Below is a block of records: output all of them exactly and leave out the pictures.

__Entries__.
╔══

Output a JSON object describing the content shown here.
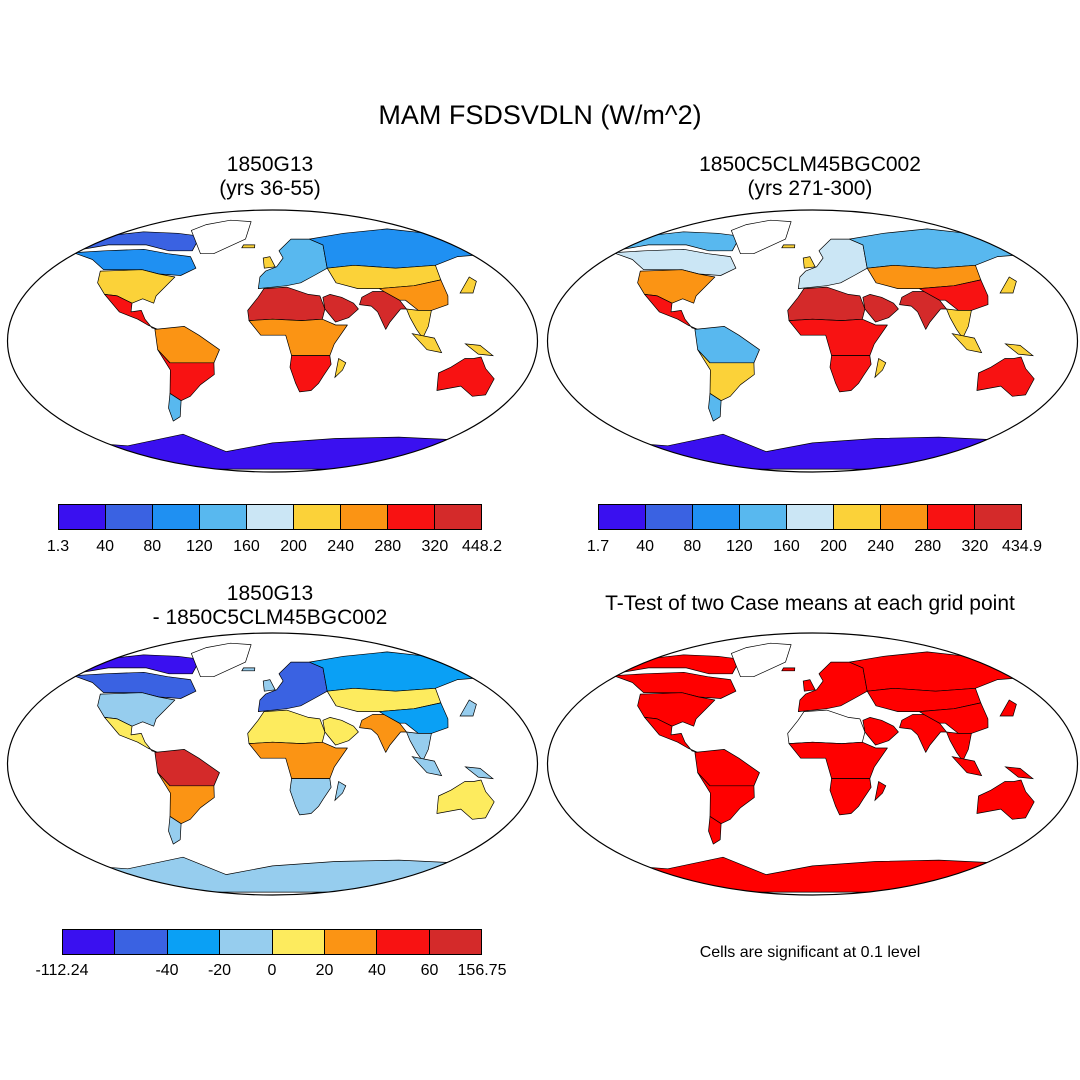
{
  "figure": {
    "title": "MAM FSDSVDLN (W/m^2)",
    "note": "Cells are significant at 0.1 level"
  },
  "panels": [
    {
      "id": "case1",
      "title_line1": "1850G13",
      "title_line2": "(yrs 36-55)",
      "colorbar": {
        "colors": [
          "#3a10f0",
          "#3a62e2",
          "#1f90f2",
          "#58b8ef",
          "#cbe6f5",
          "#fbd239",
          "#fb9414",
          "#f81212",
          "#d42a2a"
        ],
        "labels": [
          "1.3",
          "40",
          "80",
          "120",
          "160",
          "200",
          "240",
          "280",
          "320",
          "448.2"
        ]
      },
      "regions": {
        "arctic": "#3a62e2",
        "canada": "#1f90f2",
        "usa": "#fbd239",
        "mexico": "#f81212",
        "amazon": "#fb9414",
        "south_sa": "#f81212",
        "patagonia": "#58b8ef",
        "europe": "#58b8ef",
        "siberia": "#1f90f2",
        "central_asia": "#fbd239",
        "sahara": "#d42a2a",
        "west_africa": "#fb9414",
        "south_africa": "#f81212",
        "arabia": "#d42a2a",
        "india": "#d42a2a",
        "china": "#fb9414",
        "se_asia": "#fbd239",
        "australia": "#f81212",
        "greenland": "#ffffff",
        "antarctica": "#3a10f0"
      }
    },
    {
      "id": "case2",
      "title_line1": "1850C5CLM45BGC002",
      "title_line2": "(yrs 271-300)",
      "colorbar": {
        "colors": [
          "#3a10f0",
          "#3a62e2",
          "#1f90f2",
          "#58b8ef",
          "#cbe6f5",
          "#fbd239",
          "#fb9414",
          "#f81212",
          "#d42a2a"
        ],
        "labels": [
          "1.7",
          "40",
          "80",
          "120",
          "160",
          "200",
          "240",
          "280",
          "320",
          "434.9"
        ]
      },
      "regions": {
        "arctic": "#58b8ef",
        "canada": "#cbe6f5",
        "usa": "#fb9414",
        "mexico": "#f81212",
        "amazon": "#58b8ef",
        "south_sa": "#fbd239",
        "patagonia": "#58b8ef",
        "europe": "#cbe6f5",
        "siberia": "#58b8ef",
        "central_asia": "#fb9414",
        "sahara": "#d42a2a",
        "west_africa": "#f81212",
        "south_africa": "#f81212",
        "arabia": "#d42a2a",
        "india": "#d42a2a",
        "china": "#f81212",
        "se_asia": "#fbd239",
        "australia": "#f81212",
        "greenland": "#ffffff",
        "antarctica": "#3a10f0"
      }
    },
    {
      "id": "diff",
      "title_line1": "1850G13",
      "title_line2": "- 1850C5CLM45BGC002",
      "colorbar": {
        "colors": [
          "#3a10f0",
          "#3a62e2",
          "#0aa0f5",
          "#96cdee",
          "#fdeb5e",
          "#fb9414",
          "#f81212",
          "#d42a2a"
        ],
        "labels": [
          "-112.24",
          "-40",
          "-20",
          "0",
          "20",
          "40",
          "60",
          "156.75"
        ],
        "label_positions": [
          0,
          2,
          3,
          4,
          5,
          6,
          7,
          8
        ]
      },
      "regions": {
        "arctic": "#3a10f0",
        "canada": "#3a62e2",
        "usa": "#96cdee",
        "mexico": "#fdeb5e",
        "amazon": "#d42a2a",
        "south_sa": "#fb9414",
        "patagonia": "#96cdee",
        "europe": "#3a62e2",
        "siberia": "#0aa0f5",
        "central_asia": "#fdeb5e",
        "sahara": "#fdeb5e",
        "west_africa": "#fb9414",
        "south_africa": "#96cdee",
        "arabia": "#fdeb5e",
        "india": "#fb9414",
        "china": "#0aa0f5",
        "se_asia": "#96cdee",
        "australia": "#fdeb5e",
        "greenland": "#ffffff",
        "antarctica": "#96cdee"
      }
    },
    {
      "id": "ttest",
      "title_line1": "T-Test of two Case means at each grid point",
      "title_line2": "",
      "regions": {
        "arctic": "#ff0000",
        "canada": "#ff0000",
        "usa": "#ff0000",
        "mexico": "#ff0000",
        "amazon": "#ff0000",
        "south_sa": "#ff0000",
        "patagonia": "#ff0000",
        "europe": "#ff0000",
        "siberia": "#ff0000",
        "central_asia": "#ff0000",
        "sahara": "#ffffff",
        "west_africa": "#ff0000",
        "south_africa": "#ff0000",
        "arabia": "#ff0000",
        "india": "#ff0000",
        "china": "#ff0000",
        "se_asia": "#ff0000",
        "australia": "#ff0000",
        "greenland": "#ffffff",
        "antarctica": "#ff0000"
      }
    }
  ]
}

╚══

__Task result__.
Output a JSON object describing the content shown here.
{
  "figure": {
    "title": "MAM FSDSVDLN (W/m^2)",
    "note": "Cells are significant at 0.1 level"
  },
  "panels": [
    {
      "id": "case1",
      "title_line1": "1850G13",
      "title_line2": "(yrs 36-55)",
      "colorbar": {
        "colors": [
          "#3a10f0",
          "#3a62e2",
          "#1f90f2",
          "#58b8ef",
          "#cbe6f5",
          "#fbd239",
          "#fb9414",
          "#f81212",
          "#d42a2a"
        ],
        "labels": [
          "1.3",
          "40",
          "80",
          "120",
          "160",
          "200",
          "240",
          "280",
          "320",
          "448.2"
        ]
      },
      "regions": {
        "arctic": "#3a62e2",
        "canada": "#1f90f2",
        "usa": "#fbd239",
        "mexico": "#f81212",
        "amazon": "#fb9414",
        "south_sa": "#f81212",
        "patagonia": "#58b8ef",
        "europe": "#58b8ef",
        "siberia": "#1f90f2",
        "central_asia": "#fbd239",
        "sahara": "#d42a2a",
        "west_africa": "#fb9414",
        "south_africa": "#f81212",
        "arabia": "#d42a2a",
        "india": "#d42a2a",
        "china": "#fb9414",
        "se_asia": "#fbd239",
        "australia": "#f81212",
        "greenland": "#ffffff",
        "antarctica": "#3a10f0"
      }
    },
    {
      "id": "case2",
      "title_line1": "1850C5CLM45BGC002",
      "title_line2": "(yrs 271-300)",
      "colorbar": {
        "colors": [
          "#3a10f0",
          "#3a62e2",
          "#1f90f2",
          "#58b8ef",
          "#cbe6f5",
          "#fbd239",
          "#fb9414",
          "#f81212",
          "#d42a2a"
        ],
        "labels": [
          "1.7",
          "40",
          "80",
          "120",
          "160",
          "200",
          "240",
          "280",
          "320",
          "434.9"
        ]
      },
      "regions": {
        "arctic": "#58b8ef",
        "canada": "#cbe6f5",
        "usa": "#fb9414",
        "mexico": "#f81212",
        "amazon": "#58b8ef",
        "south_sa": "#fbd239",
        "patagonia": "#58b8ef",
        "europe": "#cbe6f5",
        "siberia": "#58b8ef",
        "central_asia": "#fb9414",
        "sahara": "#d42a2a",
        "west_africa": "#f81212",
        "south_africa": "#f81212",
        "arabia": "#d42a2a",
        "india": "#d42a2a",
        "china": "#f81212",
        "se_asia": "#fbd239",
        "australia": "#f81212",
        "greenland": "#ffffff",
        "antarctica": "#3a10f0"
      }
    },
    {
      "id": "diff",
      "title_line1": "1850G13",
      "title_line2": "- 1850C5CLM45BGC002",
      "colorbar": {
        "colors": [
          "#3a10f0",
          "#3a62e2",
          "#0aa0f5",
          "#96cdee",
          "#fdeb5e",
          "#fb9414",
          "#f81212",
          "#d42a2a"
        ],
        "labels": [
          "-112.24",
          "-40",
          "-20",
          "0",
          "20",
          "40",
          "60",
          "156.75"
        ],
        "label_positions": [
          0,
          2,
          3,
          4,
          5,
          6,
          7,
          8
        ]
      },
      "regions": {
        "arctic": "#3a10f0",
        "canada": "#3a62e2",
        "usa": "#96cdee",
        "mexico": "#fdeb5e",
        "amazon": "#d42a2a",
        "south_sa": "#fb9414",
        "patagonia": "#96cdee",
        "europe": "#3a62e2",
        "siberia": "#0aa0f5",
        "central_asia": "#fdeb5e",
        "sahara": "#fdeb5e",
        "west_africa": "#fb9414",
        "south_africa": "#96cdee",
        "arabia": "#fdeb5e",
        "india": "#fb9414",
        "china": "#0aa0f5",
        "se_asia": "#96cdee",
        "australia": "#fdeb5e",
        "greenland": "#ffffff",
        "antarctica": "#96cdee"
      }
    },
    {
      "id": "ttest",
      "title_line1": "T-Test of two Case means at each grid point",
      "title_line2": "",
      "regions": {
        "arctic": "#ff0000",
        "canada": "#ff0000",
        "usa": "#ff0000",
        "mexico": "#ff0000",
        "amazon": "#ff0000",
        "south_sa": "#ff0000",
        "patagonia": "#ff0000",
        "europe": "#ff0000",
        "siberia": "#ff0000",
        "central_asia": "#ff0000",
        "sahara": "#ffffff",
        "west_africa": "#ff0000",
        "south_africa": "#ff0000",
        "arabia": "#ff0000",
        "india": "#ff0000",
        "china": "#ff0000",
        "se_asia": "#ff0000",
        "australia": "#ff0000",
        "greenland": "#ffffff",
        "antarctica": "#ff0000"
      }
    }
  ]
}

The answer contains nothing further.